-- Begin DATASET CONTENT --
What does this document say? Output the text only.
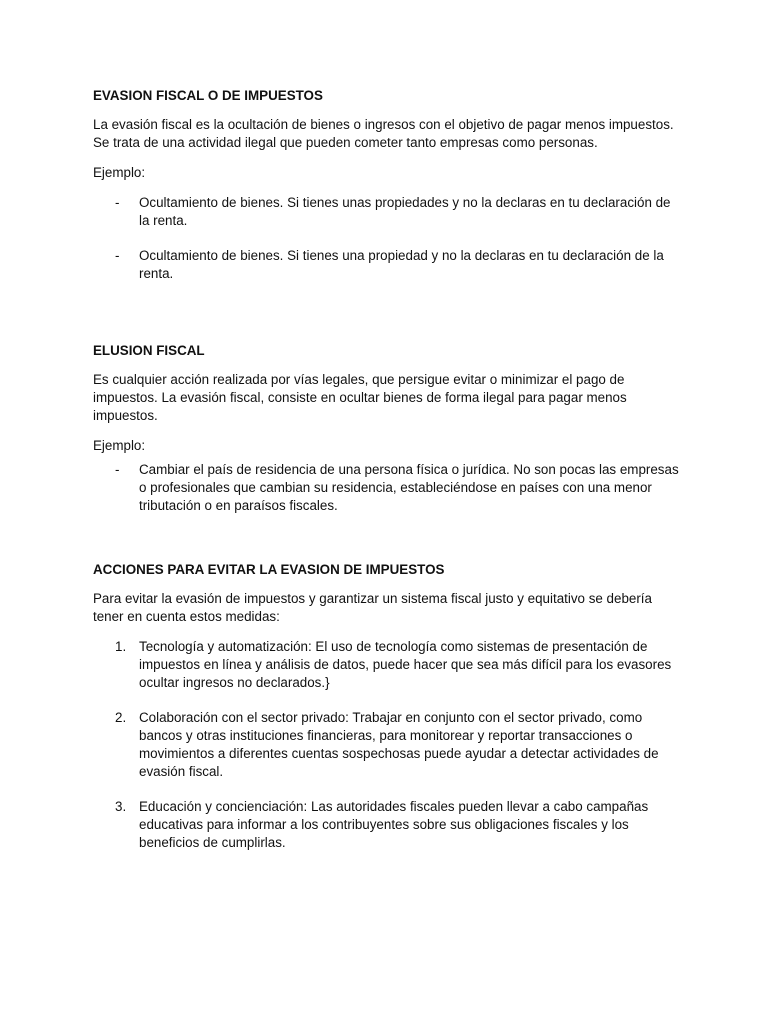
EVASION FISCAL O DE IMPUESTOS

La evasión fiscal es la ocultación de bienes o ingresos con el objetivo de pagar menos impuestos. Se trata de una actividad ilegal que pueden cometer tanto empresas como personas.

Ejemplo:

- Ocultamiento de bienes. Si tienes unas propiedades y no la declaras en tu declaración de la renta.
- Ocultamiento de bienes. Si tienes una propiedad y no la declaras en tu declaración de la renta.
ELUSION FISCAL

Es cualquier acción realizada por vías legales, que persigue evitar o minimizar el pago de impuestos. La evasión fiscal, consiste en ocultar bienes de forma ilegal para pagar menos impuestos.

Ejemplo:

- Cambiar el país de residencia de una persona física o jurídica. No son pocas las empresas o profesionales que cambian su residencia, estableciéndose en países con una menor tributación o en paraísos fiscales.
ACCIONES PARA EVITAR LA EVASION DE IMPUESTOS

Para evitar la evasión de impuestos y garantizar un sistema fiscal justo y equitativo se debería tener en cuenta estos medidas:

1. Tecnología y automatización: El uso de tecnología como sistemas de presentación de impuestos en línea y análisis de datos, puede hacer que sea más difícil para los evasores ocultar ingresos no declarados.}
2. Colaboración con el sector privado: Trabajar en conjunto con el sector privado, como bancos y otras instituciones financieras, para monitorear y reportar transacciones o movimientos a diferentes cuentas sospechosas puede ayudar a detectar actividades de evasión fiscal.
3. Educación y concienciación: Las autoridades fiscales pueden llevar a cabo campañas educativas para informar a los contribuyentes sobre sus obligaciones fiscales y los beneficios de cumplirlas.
-- End DATASET CONTENT --
-- Begin DATASET CONTENT --
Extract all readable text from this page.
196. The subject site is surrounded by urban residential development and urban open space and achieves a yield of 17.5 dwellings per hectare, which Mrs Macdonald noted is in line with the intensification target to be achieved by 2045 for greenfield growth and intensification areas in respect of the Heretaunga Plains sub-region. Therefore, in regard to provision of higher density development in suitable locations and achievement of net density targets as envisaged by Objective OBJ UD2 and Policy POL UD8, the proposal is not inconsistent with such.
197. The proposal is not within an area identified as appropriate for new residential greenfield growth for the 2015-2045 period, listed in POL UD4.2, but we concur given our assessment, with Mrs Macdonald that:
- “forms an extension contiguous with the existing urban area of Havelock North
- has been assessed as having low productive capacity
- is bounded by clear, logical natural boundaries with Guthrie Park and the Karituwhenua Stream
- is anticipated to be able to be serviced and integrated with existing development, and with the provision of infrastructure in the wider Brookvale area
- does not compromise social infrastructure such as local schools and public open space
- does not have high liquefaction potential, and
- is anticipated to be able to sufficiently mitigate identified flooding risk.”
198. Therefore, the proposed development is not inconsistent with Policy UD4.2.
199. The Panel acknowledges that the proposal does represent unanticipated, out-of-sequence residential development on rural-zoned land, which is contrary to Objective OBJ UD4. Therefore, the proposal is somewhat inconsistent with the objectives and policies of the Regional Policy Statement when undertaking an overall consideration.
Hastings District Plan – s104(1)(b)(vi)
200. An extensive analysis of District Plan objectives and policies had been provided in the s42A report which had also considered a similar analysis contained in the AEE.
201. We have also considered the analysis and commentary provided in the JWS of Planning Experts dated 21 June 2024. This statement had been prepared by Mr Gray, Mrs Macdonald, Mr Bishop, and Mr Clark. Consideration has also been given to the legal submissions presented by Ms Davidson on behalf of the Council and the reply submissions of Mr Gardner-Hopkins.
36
-- End DATASET CONTENT --
• _YOUR GOAL_: Work out the number of lines in this listing that include the word "tienes". Reply with that number only.

• _SOLUTION TO THIS TASK_: 2